### What you will do
Wherever the word "проекта" appears in a line, extract that line.

### Items
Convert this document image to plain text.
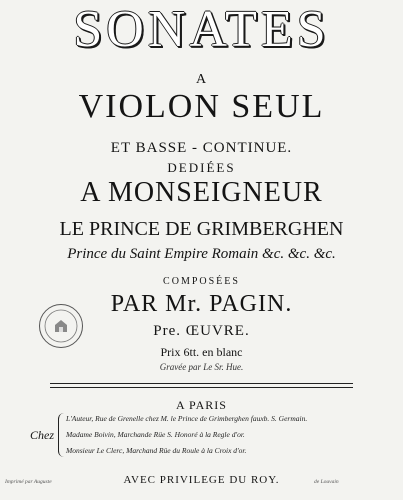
SONATES
A
VIOLON SEUL
ET BASSE - CONTINUE.
DEDIÉES
A MONSEIGNEUR
LE PRINCE DE GRIMBERGHEN
Prince du Saint Empire Romain &c. &c. &c.
COMPOSÉES
PAR Mr. PAGIN.
Pre. ŒUVRE.
Prix 6tt. en blanc
Gravée par Le Sr. Hue.
A PARIS
Chez
L'Auteur, Rue de Grenelle chez M. le Prince de Grimberghen fauxb. S. Germain.
Madame Boivin, Marchande Rüe S. Honoré à la Regle d'or.
Monsieur Le Clerc, Marchand Rüe du Roule à la Croix d'or.
Imprimé par Auguste	AVEC PRIVILEGE DU ROY.	de Louvain
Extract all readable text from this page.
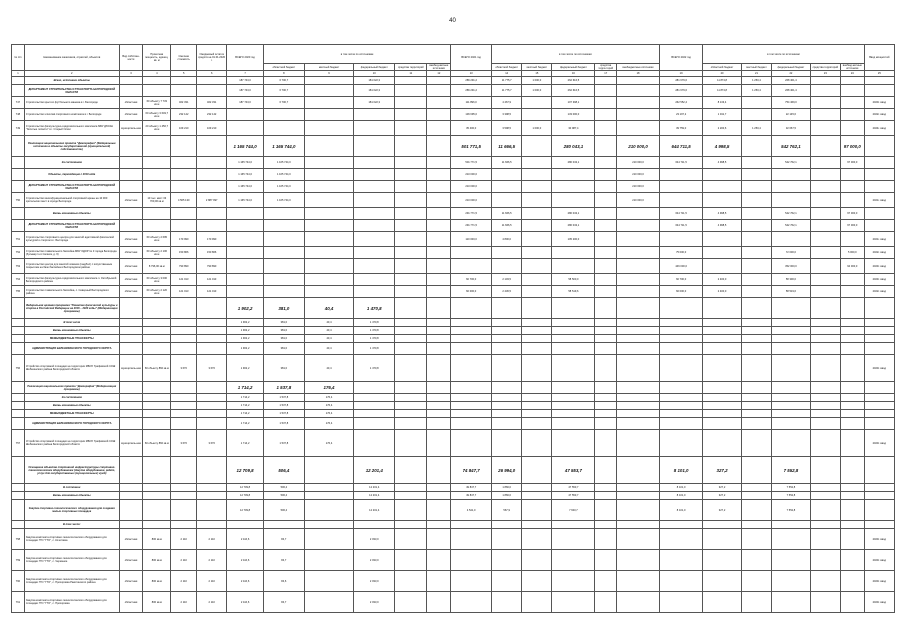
40
№ п/п	Наименование заказчиков, отраслей, объектов	Вид собствен-ности	Проектная мощность, единиц, кв. м	Сметная стоимость	Ожидаемый остаток средств на 01.01.2020 г.	ВСЕГО 2020 год	в том числе по источникам					ВСЕГО 2021 год	в том числе по источникам:					ВСЕГО 2022 год	в том числе по источникам					Ввод мощностей
							областной бюджет	местный бюджет	федеральный бюджет	средства территорий	внебюд-жетные источники		областной бюджет	местный бюджет	федеральный бюджет	средства терри-торий	внебюджетные источники		областной бюджет	местный бюджет	федеральный бюджет	средства территорий	внебюд-жетные источники	
1	2	3	4	5	6	7	8	9	10	11	12	13	14	15	16	17	18	19	20	21	22	23	24	25
	Всего, источники объекты					187 743,0	6 700,7		181 022,3			286 291,2	11 775,7	1 000,0	262 616,5			281 679,6	11 874,8	1 250,4	268 401,4			
	ДЕПАРТАМЕНТ СТРОИТЕЛЬСТВА И ТРАНСПОРТА БЕЛГОРОДСКОЙ ОБЛАСТИ					187 743,0	6 700,7		181 022,3			286 291,2	11 775,7	1 000,0	262 616,5			281 679,6	11 874,8	1 250,4	268 401,4			
747	Строительство крытого футбольного манежа в г. Белгороде	областная	60 объекту 7 733 кв.м	462 331	462 331	187 743,0	6 700,7		181 022,3			111 896,0	4 467,9		107 398,1			262 552,4	8 133,4		754 469,0			2020г. ввод
748	Строительство universal спортивного комплекса в г. Белгороде	областная	60 объекту 3 649,7 кв.м	232 142	232 142							136 695,0	3 398,5		133 000,0			23 197,2	1 041,7		22 145,6			2022г. ввод
749	Строительство физкультурно-оздоровительного комплекса МБУ ДЮСШ "Золотые лопасти" в г. Старый Оскол	муниципаль-ная	20 объекту 1 456,7 кв.м	109 210	109 210							35 400,0	3 598,5	1 000,0	30 987,4			39 759,0	2 200,6	1 250,4	32 667,5			2024г. ввод
	Реализация национального проекта "Демография" (Федеральные источники в объекты государственной (муниципальной) собственности)					1 165 744,0	1 165 744,0					501 771,5	11 666,5		280 043,1		210 000,0	644 711,5	4 998,5		542 762,1		97 000,0	
	За состоянием					1 165 744,0	1 165 744,0					501 771,5	11 666,5		280 043,1		210 000,0	644 711,5	4 998,5		542 762,1		97 000,0	
	Объекты, переходящие с 2019 года					1 165 744,0	1 165 744,0					210 000,0					210 000,0							
	ДЕПАРТАМЕНТ СТРОИТЕЛЬСТВА И ТРАНСПОРТА БЕЛГОРОДСКОЙ ОБЛАСТИ					1 165 744,0	1 165 744,0					210 000,0					210 000,0							
750	Строительство многофункциональной спортивной арены на 10 000 зрительских мест в городе Белгороде	областная	10 тыс. мест 33 700,00 кв.м	4 565 130	2 887 997	1 165 744,0	1 165 744,0					210 000,0					210 000,0							2021г. ввод
	Вновь начинаемые объекты											291 771,5	11 666,5		280 043,1			644 711,5	4 998,5		542 762,1		97 000,0	
	ДЕПАРТАМЕНТ СТРОИТЕЛЬСТВА И ТРАНСПОРТА БЕЛГОРОДСКОЙ ОБЛАСТИ											291 771,5	11 666,5		280 043,1			644 711,5	4 998,5		542 762,1		97 000,0	
751	Строительство спортивного центра для занятий адаптивной физической культурой и спортом в г. Белгороде	областная	60 объекту 2 695 кв.м	170 990	170 990							110 000,0	4 800,0		105 200,0									2021г. ввод
752	Строительство плавательного бассейна МБУ ОДОР № 3 города Белгорода (бульвар 1-го Салюта, д. 6)	областная	60 объекту 2 106 кв.м	150 866	150 866													75 000,0			72 000,0		5 000,0	2022г. ввод
753	Строительство центра для занятий хоккеем (гандбол) с искусственным покрытием на базе бассейна в Белгородском районе	областная	8 796,00 кв.м	790 890	790 890													446 000,0			352 000,0		94 000,0	2023г. ввод
754	Строительство физкультурно-оздоровительного комплекса п. Октябрьский Белгородского района	областная	60 объекту 3 000 кв.м	121 013	121 013							60 700,0	2 103,5		58 500,0			60 700,0	2 400,0		58 300,0			2023г. ввод
755	Строительство плавательного бассейна, с. Северный Белгородского района	областная	60 объекту 2 120 кв.м	121 013	121 013							60 000,0	2 436,5		58 519,6			60 000,0	2 400,0		58 519,6			2022г. ввод
	Федеральная целевая программа "Развитие физической культуры и спорта в Российской Федерации на 2016 – 2020 годы" (Модернизация программы)					1 902,2	381,0	40,4	1 470,8															
	В том числе					1 902,2	381,0	40,4	1 470,8															
	Вновь начинаемые объекты					1 902,2	381,0	40,4	1 470,8															
	МЕЖБЮДЖЕТНЫЕ ТРАНСФЕРТЫ					1 902,2	381,0	40,4	1 470,8															
	АДМИНИСТРАЦИЯ БЕЛЕНИХИНСКОГО ГОРОДСКОГО ОКРУГА					1 902,2	381,0	40,4	1 470,8															
756	Устройство спортивной площадки на территории МБОУ Графовской СОШ Шебекинского района Белгородской области	муниципаль-ная	60 объекту 860 кв.м	3 670	3 670	1 902,2	381,0	40,4	1 470,8															2020г. ввод
	Реализация национального проекта "Демография" (Модернизация программы)					1 714,2	1 537,8	176,4																
	За состоянием					1 714,2	1 537,8	176,4																
	Вновь начинаемые объекты					1 714,2	1 537,8	176,4																
	МЕЖБЮДЖЕТНЫЕ ТРАНСФЕРТЫ					1 714,2	1 537,8	176,4																
	АДМИНИСТРАЦИЯ БЕЛЕНИХИНСКОГО ГОРОДСКОГО ОКРУГА					1 714,2	1 537,8	176,4																
757	Устройство спортивной площадки на территории МБОУ Графовской СОШ Шебекинского района Белгородской области	муниципаль-ная	60 объекту 860 кв.м	3 670	3 670	1 714,2	1 537,8	176,4																2020г. ввод
	Оснащение объектов спортивной инфраструктуры спортивно-технологическим оборудованием (Закупка оборудования, работ, услуг для государственных (муниципальных) нужд)					12 709,8	506,4		12 201,4			74 847,7	26 994,0		47 553,7			8 101,0	327,2		7 552,8			
	В состоянии					12 709,8	506,4		12 201,4			49 847,7	1 866,0		47 553,7			8 101,0	327,2		7 552,8			
	Вновь начинаемые объекты					12 709,8	506,4		12 201,4			49 847,7	1 866,0		47 553,7			8 101,0	327,2		7 552,8			
	Закупка спортивно-технологического оборудования для создания малых спортивных площадок					12 709,8	506,4		12 201,4			4 541,0	567,9		7 603,7			8 101,0	327,2		7 552,8			
	В том числе:																							
758	Закупка комплекта спортивно-технологического оборудования для площадки ГТО "ГТО", с. Кочетовка	областная	800 кв.м	2 110	2 110	2 116,6	84,7		2 033,0															2020г. ввод
759	Закупка комплекта спортивно-технологического оборудования для площадки ГТО "ГТО", с. Черемное	областная	800 кв.м	2 110	2 110	2 116,6	84,7		2 033,0															2020г. ввод
760	Закупка комплекта спортивно-технологического оборудования для площадки ГТО "ГТО", с. Прохоровка Ракитянского района	областная	800 кв.м	2 110	2 110	2 116,6	84,6		2 033,0															2020г. ввод
761	Закупка комплекта спортивно-технологического оборудования для площадки ГТО "ГТО", с. Прохоровка	областная	800 кв.м	2 110	2 110	2 116,6	84,7		2 033,0															2020г. ввод
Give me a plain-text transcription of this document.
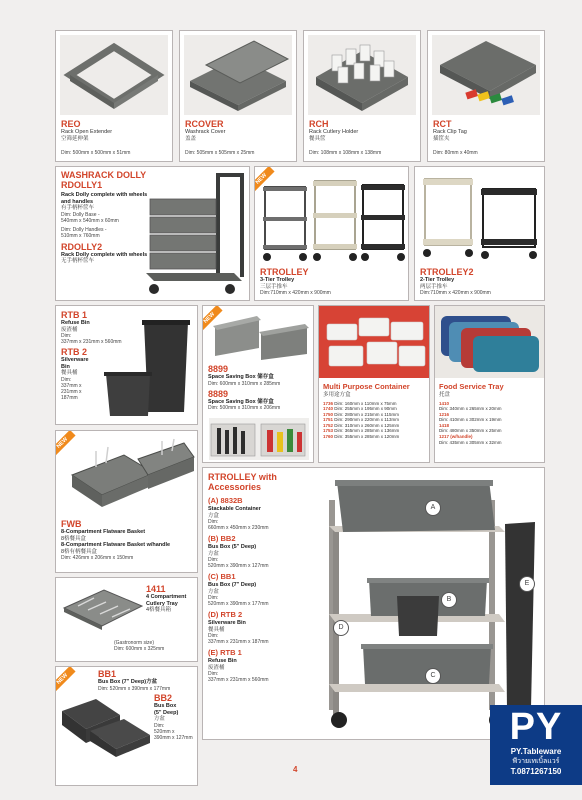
REO
Rack Open Extender
空筛延伸架
Dim: 500mm x 500mm x 51mm
RCOVER
Washrack Cover
盖盖
Dim: 505mm x 505mm x 25mm
RCH
Rack Cutlery Holder
餐具筐
Dim: 108mm x 108mm x 138mm
RCT
Rack Clip Tag
插筐夹
Dim: 80mm x 40mm
WASHRACK DOLLY
RDOLLY1
Rack Dolly complete with wheels and handles
有手柄杯筐车
Dim: Dolly Base -
540mm x 540mm x 60mm
Dim: Dolly Handles -
510mm x 760mm
RDOLLY2
Rack Dolly complete with wheels
无手柄杯筐车
NEW
RTROLLEY
3-Tier Trolley
三层手推车
Dim:710mm x 420mm x 900mm
RTROLLEY2
2-Tier Trolley
两层手推车
Dim:710mm x 420mm x 900mm
RTB 1
Refuse Bin
废渣桶
Dim:
337mm x 231mm x 560mm
RTB 2
Silverware
Bin
餐具桶
Dim:
337mm x
231mm x
187mm
NEW
8899
Space Saving Box 储存盒
Dim: 600mm x 310mm x 285mm
8889
Space Saving Box 储存盒
Dim: 500mm x 310mm x 206mm
Multi Purpose Container
多用途方盒
1736 Dim: 160mm x 110mm x 75mm
1740 Dim: 255mm x 195mm x 90mm
1750 Dim: 280mm x 215mm x 115mm
1751 Dim: 290mm x 220mm x 113mm
1752 Dim: 310mm x 260mm x 125mm
1753 Dim: 365mm x 285mm x 136mm
1760 Dim: 355mm x 285mm x 120mm
Food Service Tray
托盘
1410
Dim: 340mm x 265mm x 20mm
1216
Dim: 410mm x 302mm x 19mm
1418
Dim: 480mm x 350mm x 25mm
1217 (w/handle)
Dim: 435mm x 305mm x 32mm
NEW
FWB
8-Compartment Flatware Basket
8格餐具盒
8-Compartment Flatware Basket w/handle
8格有柄餐具盒
Dim: 426mm x 206mm x 150mm
1411
4 Compartment
Cutlery Tray
4格餐具箱
(Gastronorm size)
Dim: 600mm x 325mm
NEW	BB1
Bus Box (7" Deep)方盆
Dim: 520mm x 390mm x 177mm
BB2
Bus Box
(5" Deep)
方盆
Dim:
520mm x
390mm x 127mm
RTROLLEY with
Accessories
(A) 8832B
Stackable Container
方盒
Dim:
660mm x 450mm x 230mm
(B) BB2
Bus Box (5" Deep)
方盆
Dim:
520mm x 390mm x 127mm
(C) BB1
Bus Box (7" Deep)
方盆
Dim:
520mm x 390mm x 177mm
(D) RTB 2
Silverware Bin
餐具桶
Dim:
337mm x 231mm x 187mm
(E) RTB 1
Refuse Bin
废渣桶
Dim:
337mm x 231mm x 560mm
A
B
C
D
E
4
PY
PY.Tableware
พีวายเทเบิ้ลแวร์
T.0871267150
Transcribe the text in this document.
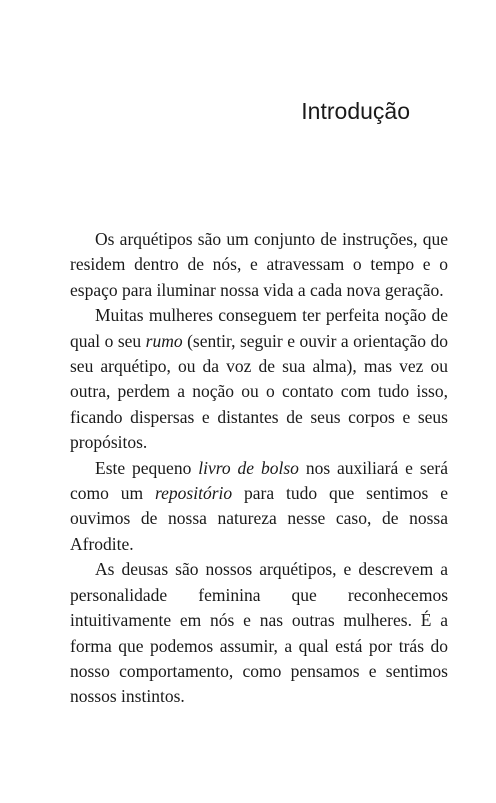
Introdução

Os arquétipos são um conjunto de instruções, que residem dentro de nós, e atravessam o tempo e o espaço para iluminar nossa vida a cada nova geração.

Muitas mulheres conseguem ter perfeita noção de qual o seu rumo (sentir, seguir e ouvir a orientação do seu arquétipo, ou da voz de sua alma), mas vez ou outra, perdem a noção ou o contato com tudo isso, ficando dispersas e distantes de seus corpos e seus propósitos.

Este pequeno livro de bolso nos auxiliará e será como um repositório para tudo que sentimos e ouvimos de nossa natureza nesse caso, de nossa Afrodite.

As deusas são nossos arquétipos, e descrevem a personalidade feminina que reconhecemos intuitivamente em nós e nas outras mulheres. É a forma que podemos assumir, a qual está por trás do nosso comportamento, como pensamos e sentimos nossos instintos.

### Exercise output
	Реализация национального проекта "Демография" (Федеральные источники в объекты государственной (муниципальной) собственности)					1 165 744,0	1 165 744,0					501 771,5	11 666,5		280 043,1		210 000,0	644 711,5	4 998,5		542 762,1		97 000,0	
	Реализация национального проекта "Демография" (Модернизация программы)					1 714,2	1 537,8	176,4																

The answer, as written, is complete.